• _EXCERPTED PASSAGE_:

........

It’s that time of the year again, some call it silly season but it’s better known as Dublin City Marathon time! The push is on and we’ve seen a big increase in the numbers of marathon runners coming through the door here at The Rebuild Clinic, especially first time marathoners. Taking on a marathon for the first time is a big challenge, and thanks to the internet there is a mine of useful information out there covering everything from nutrition to training, to footwear and dreaded nipple bleeding! But all this info can lead to confusion and it’s easy to become overwhelmed. So in this post I am going to address some of the more common questions I get asked about marathon running, especially with regards to staying injury free and making it to the start line.
A common question is always; how many days a week/miles a week should I run?
There is no straightforward answer to this. It depends on the background/level of the runner but for beginner runners it is best to have slightly too few miles and make it to the start line injury free, rather than too many and being tired and over trained. The human body likes slow, incremental increases in training rather than big spikes in mileage and intensity. That way the soft tissue in the body (muscle, tendons, ligaments) can adapt to the training load without getting injured. There are a tonne of free plans online which slowly increase the mileage week on week, so pick one that works for you. Or, even better again, join your local athletics club and get some advice from the coaches there!
This can be a big issue for new marathon runners, at what pace should I run? This is a tough one to answer as for a lot of new runners, the pace of their runs will increase as they quickly gain fitness over the course of a marathon training plan. Also for a lot of beginner runners, they are more singularly paced and their easy pace and marathon pace are probably quite similar (or MP pace is slower!). The majority of your training runs should be done at an easy relaxed pace. What’s easy? You should be able to chat to your running buddy throughout the run. But we also need to add in some faster running in order to create a new stimulus, and to avoid boredom. For beginner runners I am a fan of progression runs. Once or twice a week on one of your shorter runs gradually pick up the pace as you go along until you are finishing the run at a decent speed. Don’t worry about the watch on these, just run at a pace that feels good. You should finish these runs feeling good and refreshed, not tired and unable to stand! The last run then is the most important, the long run, discussed below.

........

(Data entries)
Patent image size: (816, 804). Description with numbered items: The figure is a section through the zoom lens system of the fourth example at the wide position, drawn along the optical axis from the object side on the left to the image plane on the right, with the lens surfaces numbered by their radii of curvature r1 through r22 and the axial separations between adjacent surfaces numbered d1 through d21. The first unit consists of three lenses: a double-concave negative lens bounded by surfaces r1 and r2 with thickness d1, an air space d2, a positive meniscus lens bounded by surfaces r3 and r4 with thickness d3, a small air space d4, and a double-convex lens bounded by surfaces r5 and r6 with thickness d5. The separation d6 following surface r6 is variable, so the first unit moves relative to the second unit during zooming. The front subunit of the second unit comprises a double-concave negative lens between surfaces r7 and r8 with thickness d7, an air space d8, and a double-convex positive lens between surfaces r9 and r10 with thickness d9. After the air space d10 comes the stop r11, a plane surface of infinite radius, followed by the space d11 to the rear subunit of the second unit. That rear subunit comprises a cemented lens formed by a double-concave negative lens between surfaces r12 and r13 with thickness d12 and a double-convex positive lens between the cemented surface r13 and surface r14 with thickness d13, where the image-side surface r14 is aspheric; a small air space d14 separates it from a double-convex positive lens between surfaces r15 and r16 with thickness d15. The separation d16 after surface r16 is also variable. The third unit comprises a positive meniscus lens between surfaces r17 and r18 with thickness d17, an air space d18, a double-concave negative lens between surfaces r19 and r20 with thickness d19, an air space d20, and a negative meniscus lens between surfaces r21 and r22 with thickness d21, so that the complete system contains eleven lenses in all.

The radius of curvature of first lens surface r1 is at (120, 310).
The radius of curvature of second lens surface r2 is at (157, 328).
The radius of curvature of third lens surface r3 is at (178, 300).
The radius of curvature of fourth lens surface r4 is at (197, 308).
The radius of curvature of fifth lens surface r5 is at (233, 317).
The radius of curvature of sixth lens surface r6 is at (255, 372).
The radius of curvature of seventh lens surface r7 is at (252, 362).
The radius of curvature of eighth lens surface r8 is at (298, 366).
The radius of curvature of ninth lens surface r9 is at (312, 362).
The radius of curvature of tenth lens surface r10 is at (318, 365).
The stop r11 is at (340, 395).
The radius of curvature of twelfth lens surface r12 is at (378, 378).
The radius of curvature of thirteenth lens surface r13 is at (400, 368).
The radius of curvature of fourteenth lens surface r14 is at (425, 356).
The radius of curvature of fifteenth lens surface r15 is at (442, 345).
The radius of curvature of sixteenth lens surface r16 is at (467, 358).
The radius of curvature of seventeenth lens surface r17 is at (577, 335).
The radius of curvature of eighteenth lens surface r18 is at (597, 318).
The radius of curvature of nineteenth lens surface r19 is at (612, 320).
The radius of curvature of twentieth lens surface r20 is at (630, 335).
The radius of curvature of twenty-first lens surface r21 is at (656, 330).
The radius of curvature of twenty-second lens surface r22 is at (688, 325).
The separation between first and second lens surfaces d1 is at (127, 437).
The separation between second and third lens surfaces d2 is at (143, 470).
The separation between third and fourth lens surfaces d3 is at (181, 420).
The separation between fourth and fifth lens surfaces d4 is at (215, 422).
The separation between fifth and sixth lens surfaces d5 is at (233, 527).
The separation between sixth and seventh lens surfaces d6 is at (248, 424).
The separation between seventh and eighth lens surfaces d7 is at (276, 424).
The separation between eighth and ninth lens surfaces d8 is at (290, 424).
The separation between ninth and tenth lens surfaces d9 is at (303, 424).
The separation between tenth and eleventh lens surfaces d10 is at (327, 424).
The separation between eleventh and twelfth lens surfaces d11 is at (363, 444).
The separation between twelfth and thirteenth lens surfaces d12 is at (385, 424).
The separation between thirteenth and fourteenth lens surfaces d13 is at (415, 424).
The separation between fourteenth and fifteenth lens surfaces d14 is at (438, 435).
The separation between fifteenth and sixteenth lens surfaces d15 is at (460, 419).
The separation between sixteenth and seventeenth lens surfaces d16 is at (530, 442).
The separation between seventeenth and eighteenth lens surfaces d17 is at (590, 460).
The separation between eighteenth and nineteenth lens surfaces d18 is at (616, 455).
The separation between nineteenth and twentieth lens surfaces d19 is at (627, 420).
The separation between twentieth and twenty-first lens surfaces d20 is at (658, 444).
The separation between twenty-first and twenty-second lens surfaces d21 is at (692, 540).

........

List the topics that the marathon advice text says online information covers for first-time marathoners.

• _SOLUTION TO THE EXERCISE_:
Nutrition, training, footwear, nipple bleeding